— Begin —
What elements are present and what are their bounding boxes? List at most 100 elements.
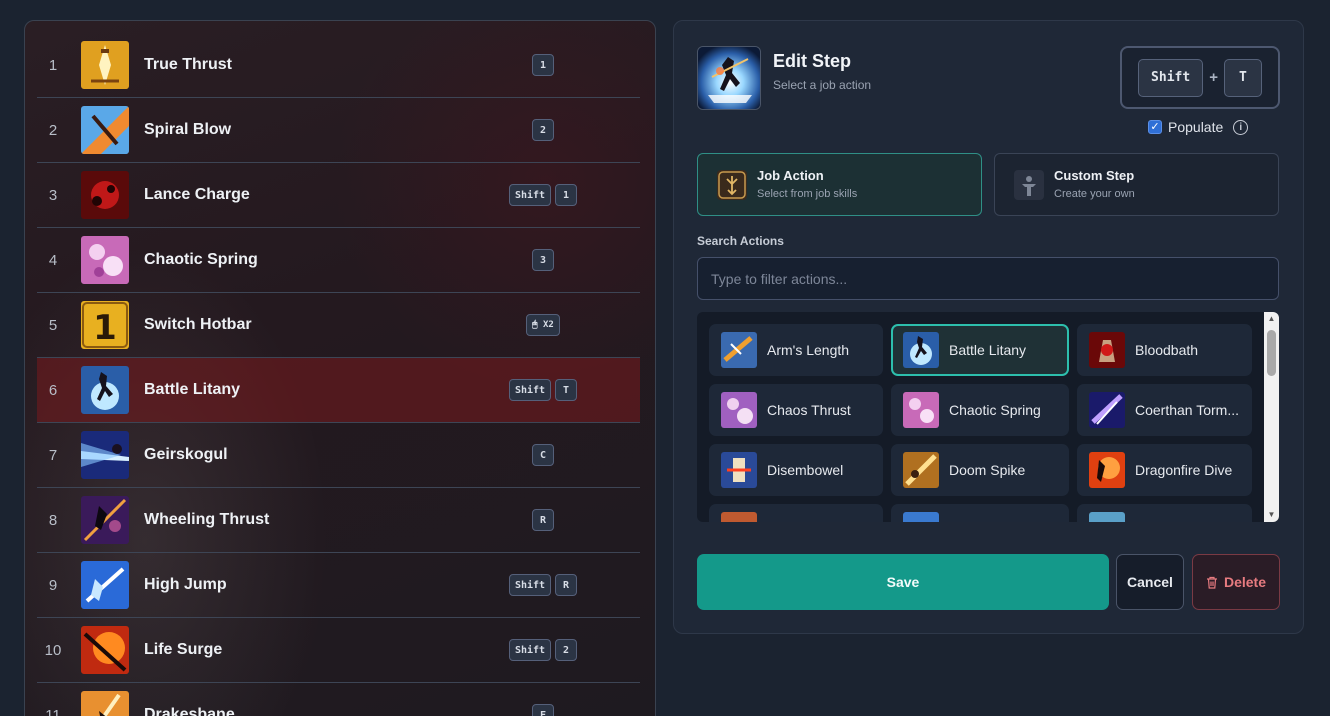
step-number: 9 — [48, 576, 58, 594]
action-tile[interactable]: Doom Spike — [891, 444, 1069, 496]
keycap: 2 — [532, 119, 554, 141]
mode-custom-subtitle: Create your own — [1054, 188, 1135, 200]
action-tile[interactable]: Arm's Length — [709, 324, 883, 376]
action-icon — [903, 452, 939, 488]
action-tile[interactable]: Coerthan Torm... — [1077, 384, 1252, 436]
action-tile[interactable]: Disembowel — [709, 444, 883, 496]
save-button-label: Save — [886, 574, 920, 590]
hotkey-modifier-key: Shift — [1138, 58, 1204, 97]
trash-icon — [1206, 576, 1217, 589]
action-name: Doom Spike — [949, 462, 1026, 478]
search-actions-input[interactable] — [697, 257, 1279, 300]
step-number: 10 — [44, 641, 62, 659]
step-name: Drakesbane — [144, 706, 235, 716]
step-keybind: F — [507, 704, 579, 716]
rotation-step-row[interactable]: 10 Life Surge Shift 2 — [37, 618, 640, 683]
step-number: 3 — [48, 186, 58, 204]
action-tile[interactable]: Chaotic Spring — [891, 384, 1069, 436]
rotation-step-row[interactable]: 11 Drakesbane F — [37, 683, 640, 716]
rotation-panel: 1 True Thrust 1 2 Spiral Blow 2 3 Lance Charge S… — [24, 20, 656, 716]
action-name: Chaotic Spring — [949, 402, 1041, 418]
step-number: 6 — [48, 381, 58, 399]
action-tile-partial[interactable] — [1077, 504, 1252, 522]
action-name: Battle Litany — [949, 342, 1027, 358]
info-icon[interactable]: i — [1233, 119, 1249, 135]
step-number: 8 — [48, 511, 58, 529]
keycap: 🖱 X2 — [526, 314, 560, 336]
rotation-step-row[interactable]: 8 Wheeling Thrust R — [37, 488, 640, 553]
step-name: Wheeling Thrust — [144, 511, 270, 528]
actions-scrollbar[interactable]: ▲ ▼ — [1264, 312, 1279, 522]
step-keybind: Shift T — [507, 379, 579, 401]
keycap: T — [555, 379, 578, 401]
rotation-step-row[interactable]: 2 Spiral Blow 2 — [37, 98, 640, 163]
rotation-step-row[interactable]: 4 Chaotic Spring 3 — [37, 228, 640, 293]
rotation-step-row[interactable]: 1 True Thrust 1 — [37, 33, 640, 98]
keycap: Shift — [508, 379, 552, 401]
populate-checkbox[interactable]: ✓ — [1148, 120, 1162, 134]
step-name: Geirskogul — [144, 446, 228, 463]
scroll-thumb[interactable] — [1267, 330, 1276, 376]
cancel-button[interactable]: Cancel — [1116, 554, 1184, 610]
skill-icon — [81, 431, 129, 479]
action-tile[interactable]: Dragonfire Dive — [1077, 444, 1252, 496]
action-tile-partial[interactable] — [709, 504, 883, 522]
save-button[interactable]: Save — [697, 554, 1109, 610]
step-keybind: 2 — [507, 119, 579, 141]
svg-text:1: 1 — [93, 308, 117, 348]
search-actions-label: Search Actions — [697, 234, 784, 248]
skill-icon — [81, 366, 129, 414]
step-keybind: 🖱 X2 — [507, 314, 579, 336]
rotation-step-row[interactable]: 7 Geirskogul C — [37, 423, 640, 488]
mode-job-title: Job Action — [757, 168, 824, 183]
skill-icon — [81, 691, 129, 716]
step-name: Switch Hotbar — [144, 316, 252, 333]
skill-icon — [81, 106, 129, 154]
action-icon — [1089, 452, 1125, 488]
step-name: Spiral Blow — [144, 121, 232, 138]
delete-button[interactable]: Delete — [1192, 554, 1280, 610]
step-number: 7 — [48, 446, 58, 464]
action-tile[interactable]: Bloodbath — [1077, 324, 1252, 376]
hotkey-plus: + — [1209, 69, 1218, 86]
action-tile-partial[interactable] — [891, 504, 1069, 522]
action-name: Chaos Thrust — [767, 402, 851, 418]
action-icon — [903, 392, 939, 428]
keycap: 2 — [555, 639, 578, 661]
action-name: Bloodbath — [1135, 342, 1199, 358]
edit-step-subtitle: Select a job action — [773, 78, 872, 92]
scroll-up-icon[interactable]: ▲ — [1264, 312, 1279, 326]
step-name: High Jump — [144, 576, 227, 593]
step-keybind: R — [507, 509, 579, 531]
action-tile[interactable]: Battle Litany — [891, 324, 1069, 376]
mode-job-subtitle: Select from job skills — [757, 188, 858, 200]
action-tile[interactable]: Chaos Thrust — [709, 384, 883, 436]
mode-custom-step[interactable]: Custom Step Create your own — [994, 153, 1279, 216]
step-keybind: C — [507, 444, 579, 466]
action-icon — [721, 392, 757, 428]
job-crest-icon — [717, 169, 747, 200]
— End —
**Exercise objective**
Update the records above by replacing "step-name" with "step-label" everywhere it occurs, keeping every other line unchanged. Leave the pictures out of your answer.

**Response**
What elements are present and what are their bounding boxes? List at most 100 elements.
step-number: 9 — [48, 576, 58, 594]
action-tile[interactable]: Doom Spike — [891, 444, 1069, 496]
keycap: 2 — [532, 119, 554, 141]
mode-custom-subtitle: Create your own — [1054, 188, 1135, 200]
action-tile[interactable]: Arm's Length — [709, 324, 883, 376]
action-icon — [903, 452, 939, 488]
action-tile[interactable]: Coerthan Torm... — [1077, 384, 1252, 436]
action-tile[interactable]: Disembowel — [709, 444, 883, 496]
save-button-label: Save — [886, 574, 920, 590]
hotkey-modifier-key: Shift — [1138, 58, 1204, 97]
trash-icon — [1206, 576, 1217, 589]
action-name: Doom Spike — [949, 462, 1026, 478]
search-actions-input[interactable] — [697, 257, 1279, 300]
step-number: 10 — [44, 641, 62, 659]
step-label: Drakesbane — [144, 706, 235, 716]
step-keybind: F — [507, 704, 579, 716]
rotation-step-row[interactable]: 10 Life Surge Shift 2 — [37, 618, 640, 683]
step-number: 3 — [48, 186, 58, 204]
action-tile[interactable]: Chaotic Spring — [891, 384, 1069, 436]
rotation-step-row[interactable]: 11 Drakesbane F — [37, 683, 640, 716]
rotation-panel: 1 True Thrust 1 2 Spiral Blow 2 3 Lance Charge S… — [24, 20, 656, 716]
action-name: Chaotic Spring — [949, 402, 1041, 418]
step-number: 6 — [48, 381, 58, 399]
action-tile-partial[interactable] — [1077, 504, 1252, 522]
action-name: Battle Litany — [949, 342, 1027, 358]
info-icon[interactable]: i — [1233, 119, 1249, 135]
step-number: 8 — [48, 511, 58, 529]
keycap: 🖱 X2 — [526, 314, 560, 336]
rotation-step-row[interactable]: 8 Wheeling Thrust R — [37, 488, 640, 553]
step-label: Wheeling Thrust — [144, 511, 270, 528]
actions-scrollbar[interactable]: ▲ ▼ — [1264, 312, 1279, 522]
step-keybind: Shift T — [507, 379, 579, 401]
keycap: T — [555, 379, 578, 401]
rotation-step-row[interactable]: 2 Spiral Blow 2 — [37, 98, 640, 163]
rotation-step-row[interactable]: 4 Chaotic Spring 3 — [37, 228, 640, 293]
rotation-step-row[interactable]: 1 True Thrust 1 — [37, 33, 640, 98]
keycap: Shift — [508, 379, 552, 401]
populate-checkbox[interactable]: ✓ — [1148, 120, 1162, 134]
step-label: Geirskogul — [144, 446, 228, 463]
scroll-thumb[interactable] — [1267, 330, 1276, 376]
cancel-button[interactable]: Cancel — [1116, 554, 1184, 610]
skill-icon — [81, 431, 129, 479]
action-tile[interactable]: Dragonfire Dive — [1077, 444, 1252, 496]
action-tile-partial[interactable] — [709, 504, 883, 522]
save-button[interactable]: Save — [697, 554, 1109, 610]
step-keybind: 2 — [507, 119, 579, 141]
svg-text:1: 1 — [93, 308, 117, 348]
search-actions-label: Search Actions — [697, 234, 784, 248]
skill-icon — [81, 366, 129, 414]
step-keybind: 🖱 X2 — [507, 314, 579, 336]
rotation-step-row[interactable]: 7 Geirskogul C — [37, 423, 640, 488]
mode-job-title: Job Action — [757, 168, 824, 183]
skill-icon — [81, 691, 129, 716]
step-label: Switch Hotbar — [144, 316, 252, 333]
skill-icon — [81, 106, 129, 154]
action-icon — [1089, 452, 1125, 488]
step-label: Spiral Blow — [144, 121, 232, 138]
delete-button[interactable]: Delete — [1192, 554, 1280, 610]
step-number: 7 — [48, 446, 58, 464]
action-tile[interactable]: Bloodbath — [1077, 324, 1252, 376]
hotkey-plus: + — [1209, 69, 1218, 86]
action-tile-partial[interactable] — [891, 504, 1069, 522]
action-name: Chaos Thrust — [767, 402, 851, 418]
action-icon — [903, 392, 939, 428]
keycap: 2 — [555, 639, 578, 661]
action-name: Bloodbath — [1135, 342, 1199, 358]
edit-step-subtitle: Select a job action — [773, 78, 872, 92]
scroll-up-icon[interactable]: ▲ — [1264, 312, 1279, 326]
step-label: High Jump — [144, 576, 227, 593]
step-keybind: R — [507, 509, 579, 531]
action-tile[interactable]: Battle Litany — [891, 324, 1069, 376]
mode-job-subtitle: Select from job skills — [757, 188, 858, 200]
action-tile[interactable]: Chaos Thrust — [709, 384, 883, 436]
mode-custom-step[interactable]: Custom Step Create your own — [994, 153, 1279, 216]
step-keybind: C — [507, 444, 579, 466]
action-icon — [721, 392, 757, 428]
job-crest-icon — [717, 169, 747, 200]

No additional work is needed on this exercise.